** Requirement **
From the material below, list every line containing "dallo".

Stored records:

+===+

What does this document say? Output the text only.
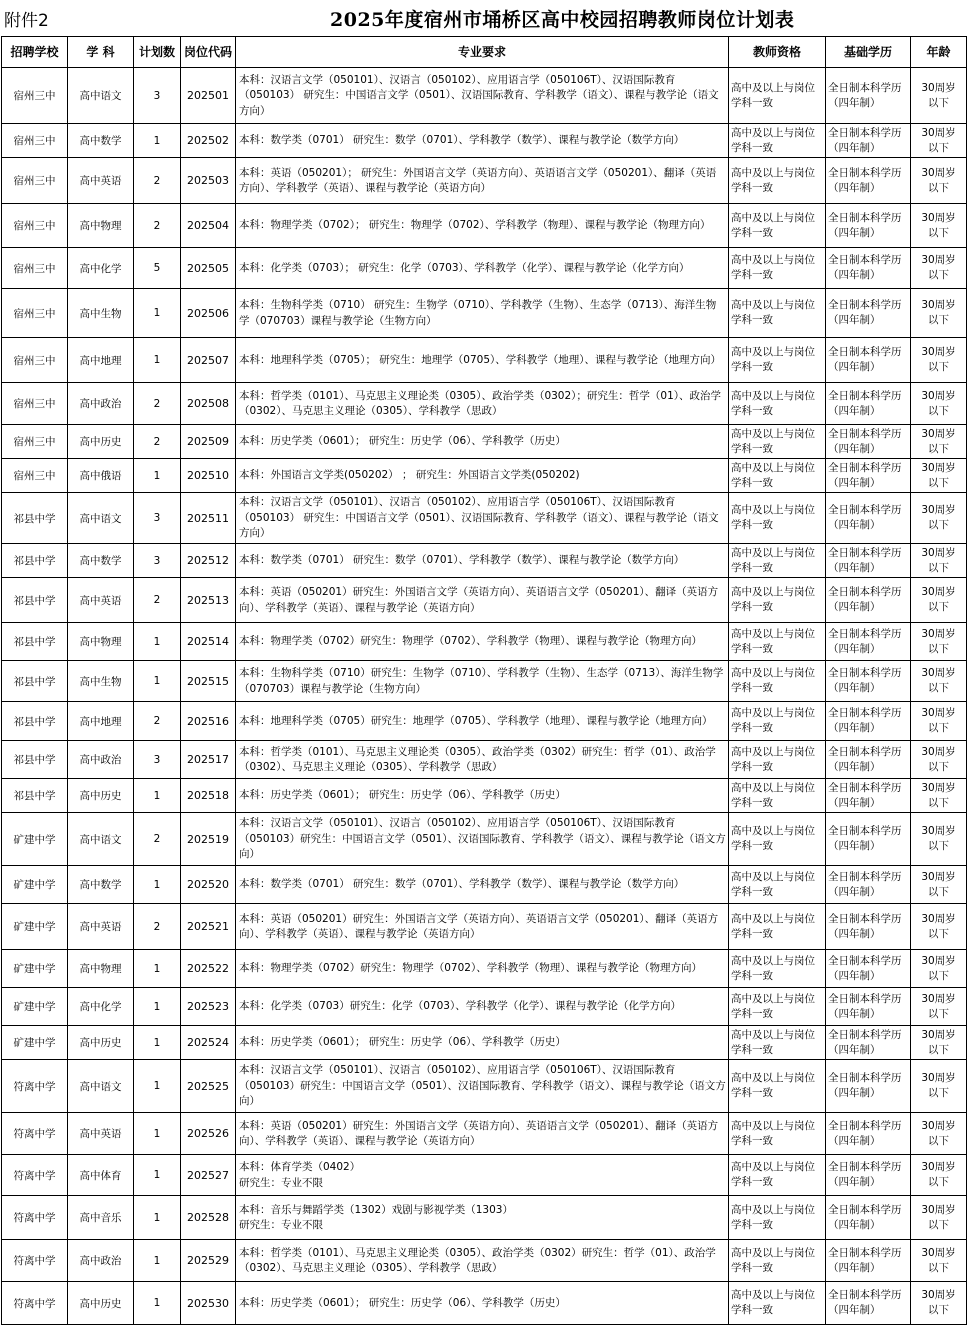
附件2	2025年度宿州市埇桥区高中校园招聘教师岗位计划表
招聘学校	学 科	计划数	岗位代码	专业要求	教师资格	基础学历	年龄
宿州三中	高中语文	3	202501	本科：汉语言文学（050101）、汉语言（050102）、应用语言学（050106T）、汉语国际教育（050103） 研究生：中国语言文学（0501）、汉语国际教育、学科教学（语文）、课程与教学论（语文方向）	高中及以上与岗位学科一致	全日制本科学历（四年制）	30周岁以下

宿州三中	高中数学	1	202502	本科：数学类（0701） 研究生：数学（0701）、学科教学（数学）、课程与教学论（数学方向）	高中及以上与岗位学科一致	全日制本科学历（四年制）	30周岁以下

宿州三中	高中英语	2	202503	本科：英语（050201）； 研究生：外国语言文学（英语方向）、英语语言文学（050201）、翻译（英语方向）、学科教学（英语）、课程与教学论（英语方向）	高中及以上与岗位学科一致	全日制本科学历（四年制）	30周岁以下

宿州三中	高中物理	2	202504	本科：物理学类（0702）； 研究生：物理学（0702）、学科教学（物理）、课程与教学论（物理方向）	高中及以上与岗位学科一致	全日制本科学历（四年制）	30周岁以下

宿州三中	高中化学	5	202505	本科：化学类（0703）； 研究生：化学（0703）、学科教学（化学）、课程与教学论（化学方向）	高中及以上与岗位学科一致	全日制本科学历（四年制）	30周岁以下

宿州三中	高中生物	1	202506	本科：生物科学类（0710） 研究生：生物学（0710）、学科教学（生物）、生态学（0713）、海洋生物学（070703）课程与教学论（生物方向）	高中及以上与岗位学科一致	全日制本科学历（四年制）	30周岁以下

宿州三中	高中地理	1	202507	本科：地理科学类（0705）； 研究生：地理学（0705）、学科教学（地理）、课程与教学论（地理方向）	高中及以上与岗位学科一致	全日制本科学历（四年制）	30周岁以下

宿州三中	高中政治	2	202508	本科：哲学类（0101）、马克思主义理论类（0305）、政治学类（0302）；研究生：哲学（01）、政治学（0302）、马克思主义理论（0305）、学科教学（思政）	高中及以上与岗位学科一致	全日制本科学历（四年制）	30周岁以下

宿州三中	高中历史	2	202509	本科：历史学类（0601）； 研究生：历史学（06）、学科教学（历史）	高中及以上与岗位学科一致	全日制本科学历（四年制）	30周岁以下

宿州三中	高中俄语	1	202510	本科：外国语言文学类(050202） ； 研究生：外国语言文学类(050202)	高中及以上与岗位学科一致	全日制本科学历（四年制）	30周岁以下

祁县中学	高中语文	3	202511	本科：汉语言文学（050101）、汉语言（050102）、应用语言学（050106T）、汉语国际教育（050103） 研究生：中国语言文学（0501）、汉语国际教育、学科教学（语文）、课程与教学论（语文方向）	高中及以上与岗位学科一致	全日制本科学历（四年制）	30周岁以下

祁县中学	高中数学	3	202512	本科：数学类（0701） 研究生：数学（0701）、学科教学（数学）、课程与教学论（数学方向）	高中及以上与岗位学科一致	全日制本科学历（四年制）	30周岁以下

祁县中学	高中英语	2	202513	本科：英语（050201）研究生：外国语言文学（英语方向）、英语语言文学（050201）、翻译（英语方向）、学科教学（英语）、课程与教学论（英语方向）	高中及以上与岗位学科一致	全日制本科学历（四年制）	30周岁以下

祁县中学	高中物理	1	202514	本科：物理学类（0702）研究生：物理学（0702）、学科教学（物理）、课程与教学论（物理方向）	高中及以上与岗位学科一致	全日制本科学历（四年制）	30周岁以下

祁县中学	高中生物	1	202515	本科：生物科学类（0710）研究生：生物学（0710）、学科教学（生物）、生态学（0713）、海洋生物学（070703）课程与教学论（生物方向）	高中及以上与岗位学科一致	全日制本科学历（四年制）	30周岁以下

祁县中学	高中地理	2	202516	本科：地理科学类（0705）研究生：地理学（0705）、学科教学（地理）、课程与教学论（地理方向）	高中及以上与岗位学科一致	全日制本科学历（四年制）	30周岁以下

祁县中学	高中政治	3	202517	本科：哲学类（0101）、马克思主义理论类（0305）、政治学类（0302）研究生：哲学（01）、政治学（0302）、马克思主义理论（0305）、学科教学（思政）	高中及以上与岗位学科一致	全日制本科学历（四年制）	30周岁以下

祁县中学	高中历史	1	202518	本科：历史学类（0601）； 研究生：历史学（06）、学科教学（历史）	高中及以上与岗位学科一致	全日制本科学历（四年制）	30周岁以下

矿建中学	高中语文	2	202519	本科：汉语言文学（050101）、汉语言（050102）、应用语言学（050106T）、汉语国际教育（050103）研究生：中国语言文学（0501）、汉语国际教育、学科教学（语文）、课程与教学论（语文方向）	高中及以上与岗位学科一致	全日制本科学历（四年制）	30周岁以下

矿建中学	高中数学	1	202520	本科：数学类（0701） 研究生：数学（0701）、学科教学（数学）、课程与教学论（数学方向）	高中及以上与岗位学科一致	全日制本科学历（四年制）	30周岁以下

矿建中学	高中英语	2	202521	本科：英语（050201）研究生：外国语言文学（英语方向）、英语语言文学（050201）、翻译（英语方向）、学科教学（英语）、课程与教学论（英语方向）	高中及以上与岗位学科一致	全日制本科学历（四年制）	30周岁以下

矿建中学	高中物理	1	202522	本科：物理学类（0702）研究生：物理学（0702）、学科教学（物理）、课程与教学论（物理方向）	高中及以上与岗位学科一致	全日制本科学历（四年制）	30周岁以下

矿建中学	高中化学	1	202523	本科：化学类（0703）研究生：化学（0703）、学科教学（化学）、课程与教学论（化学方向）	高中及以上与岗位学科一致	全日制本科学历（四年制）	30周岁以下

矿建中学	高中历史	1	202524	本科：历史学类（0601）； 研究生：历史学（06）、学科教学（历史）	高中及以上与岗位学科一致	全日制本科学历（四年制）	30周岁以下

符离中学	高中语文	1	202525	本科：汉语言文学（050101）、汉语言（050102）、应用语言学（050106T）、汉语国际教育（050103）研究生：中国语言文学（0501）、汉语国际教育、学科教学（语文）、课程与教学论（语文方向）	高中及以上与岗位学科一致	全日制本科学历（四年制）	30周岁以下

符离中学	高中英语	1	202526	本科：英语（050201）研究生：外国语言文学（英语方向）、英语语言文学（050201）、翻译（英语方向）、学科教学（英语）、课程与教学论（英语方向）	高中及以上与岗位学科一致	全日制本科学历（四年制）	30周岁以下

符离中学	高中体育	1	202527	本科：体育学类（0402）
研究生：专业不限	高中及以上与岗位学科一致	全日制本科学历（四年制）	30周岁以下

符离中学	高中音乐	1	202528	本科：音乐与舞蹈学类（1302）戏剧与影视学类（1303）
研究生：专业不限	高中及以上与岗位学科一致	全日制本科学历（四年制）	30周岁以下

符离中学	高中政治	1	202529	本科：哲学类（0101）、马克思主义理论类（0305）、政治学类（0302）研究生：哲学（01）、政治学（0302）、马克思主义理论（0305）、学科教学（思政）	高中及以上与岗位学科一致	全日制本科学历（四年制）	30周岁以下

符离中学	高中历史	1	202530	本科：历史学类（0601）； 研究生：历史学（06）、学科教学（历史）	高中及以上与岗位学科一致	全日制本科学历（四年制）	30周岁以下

+===+

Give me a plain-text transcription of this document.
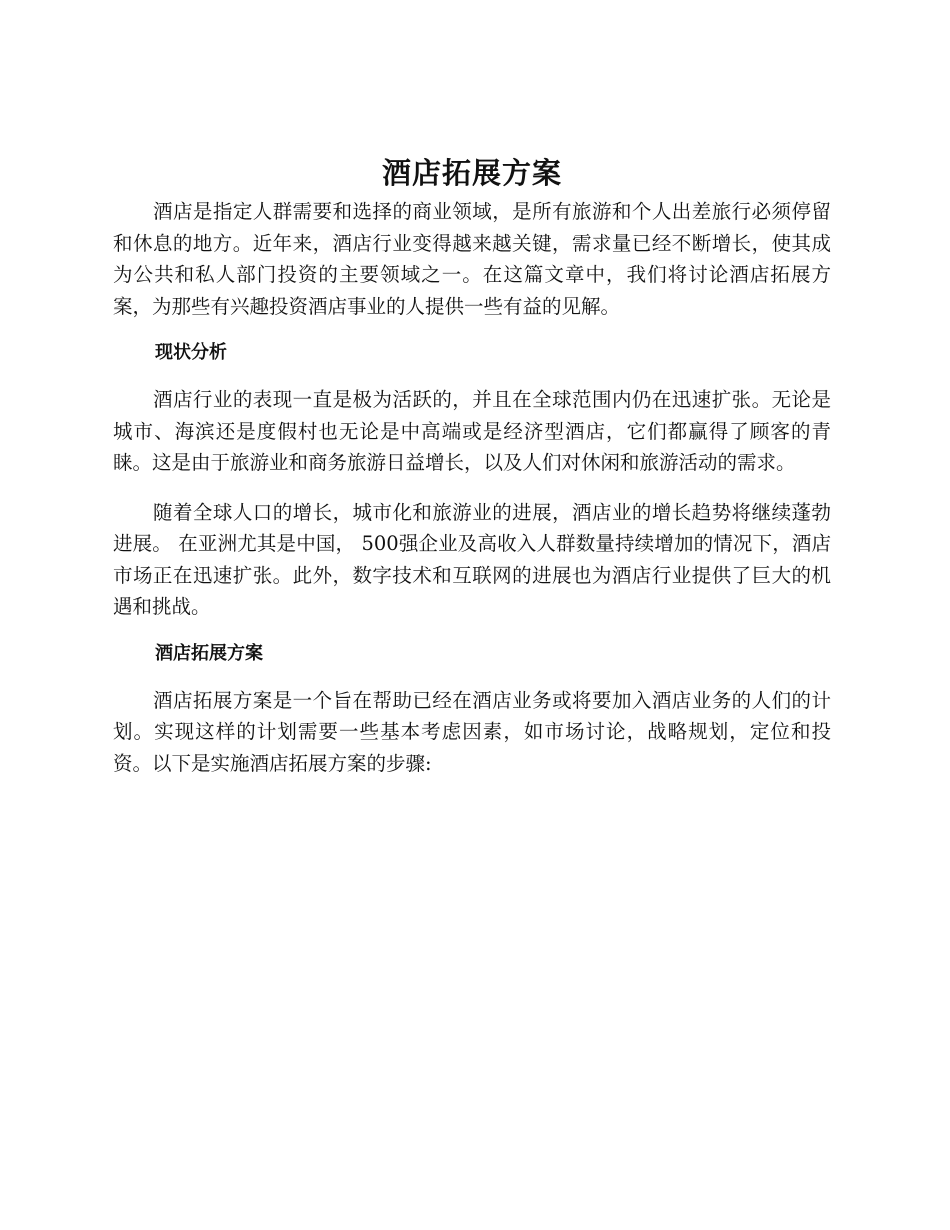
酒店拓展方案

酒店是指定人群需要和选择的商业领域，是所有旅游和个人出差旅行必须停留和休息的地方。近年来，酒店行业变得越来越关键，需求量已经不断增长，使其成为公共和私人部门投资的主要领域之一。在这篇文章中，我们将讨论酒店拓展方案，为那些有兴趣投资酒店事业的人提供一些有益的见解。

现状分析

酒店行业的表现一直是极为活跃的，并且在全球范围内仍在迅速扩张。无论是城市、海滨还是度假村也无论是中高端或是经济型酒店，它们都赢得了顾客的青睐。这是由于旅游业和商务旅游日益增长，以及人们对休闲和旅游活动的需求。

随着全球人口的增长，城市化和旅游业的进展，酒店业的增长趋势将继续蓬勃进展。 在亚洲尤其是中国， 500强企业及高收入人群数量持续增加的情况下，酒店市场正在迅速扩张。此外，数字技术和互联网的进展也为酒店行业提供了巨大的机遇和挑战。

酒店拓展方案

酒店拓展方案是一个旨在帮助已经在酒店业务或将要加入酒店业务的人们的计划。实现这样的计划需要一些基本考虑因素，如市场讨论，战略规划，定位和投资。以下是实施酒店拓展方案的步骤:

+===+

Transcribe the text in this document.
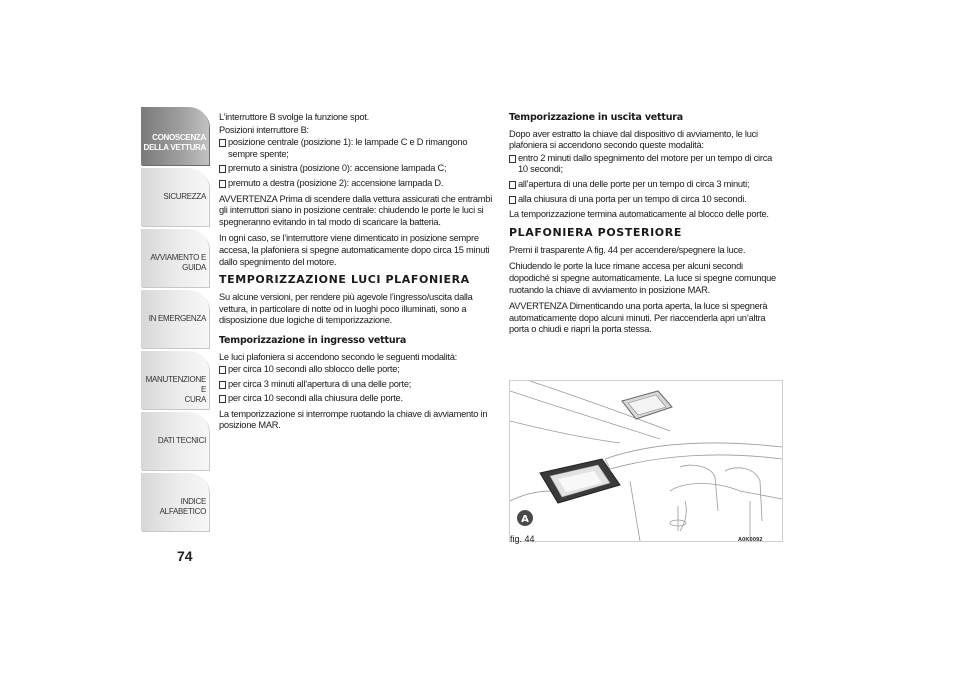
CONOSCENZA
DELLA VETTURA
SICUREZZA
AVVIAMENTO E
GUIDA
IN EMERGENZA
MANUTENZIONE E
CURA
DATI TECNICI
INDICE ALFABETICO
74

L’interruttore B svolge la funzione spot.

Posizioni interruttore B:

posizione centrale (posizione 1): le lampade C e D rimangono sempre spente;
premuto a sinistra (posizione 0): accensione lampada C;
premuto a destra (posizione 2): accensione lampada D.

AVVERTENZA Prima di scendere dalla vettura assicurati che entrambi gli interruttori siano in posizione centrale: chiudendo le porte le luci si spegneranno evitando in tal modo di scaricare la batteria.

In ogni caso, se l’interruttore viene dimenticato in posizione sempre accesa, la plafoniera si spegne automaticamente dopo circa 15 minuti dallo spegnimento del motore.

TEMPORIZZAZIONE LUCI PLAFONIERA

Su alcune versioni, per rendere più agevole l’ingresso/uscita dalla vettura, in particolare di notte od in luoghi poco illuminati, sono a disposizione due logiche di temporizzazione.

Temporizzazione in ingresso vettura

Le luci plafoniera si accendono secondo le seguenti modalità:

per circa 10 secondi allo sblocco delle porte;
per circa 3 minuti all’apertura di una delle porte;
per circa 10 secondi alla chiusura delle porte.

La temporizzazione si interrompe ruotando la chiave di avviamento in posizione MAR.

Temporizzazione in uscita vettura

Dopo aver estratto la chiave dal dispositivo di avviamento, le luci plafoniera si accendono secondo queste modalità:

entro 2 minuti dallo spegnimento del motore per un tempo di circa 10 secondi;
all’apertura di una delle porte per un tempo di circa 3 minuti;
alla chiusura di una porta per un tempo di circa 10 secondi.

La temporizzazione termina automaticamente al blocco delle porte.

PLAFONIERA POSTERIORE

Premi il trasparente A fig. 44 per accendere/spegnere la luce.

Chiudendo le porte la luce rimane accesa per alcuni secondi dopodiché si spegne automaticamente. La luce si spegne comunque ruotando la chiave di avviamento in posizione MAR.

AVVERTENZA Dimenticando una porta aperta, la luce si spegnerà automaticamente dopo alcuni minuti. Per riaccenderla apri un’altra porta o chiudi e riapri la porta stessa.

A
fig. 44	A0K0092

+===+

** Complete response **
In ogni caso, se l’interruttore viene dimenticato in posizione sempre accesa, la plafoniera si spegne automaticamente dopo circa 15 minuti dallo spegnimento del motore.
entro 2 minuti dallo spegnimento del motore per un tempo di circa 10 secondi;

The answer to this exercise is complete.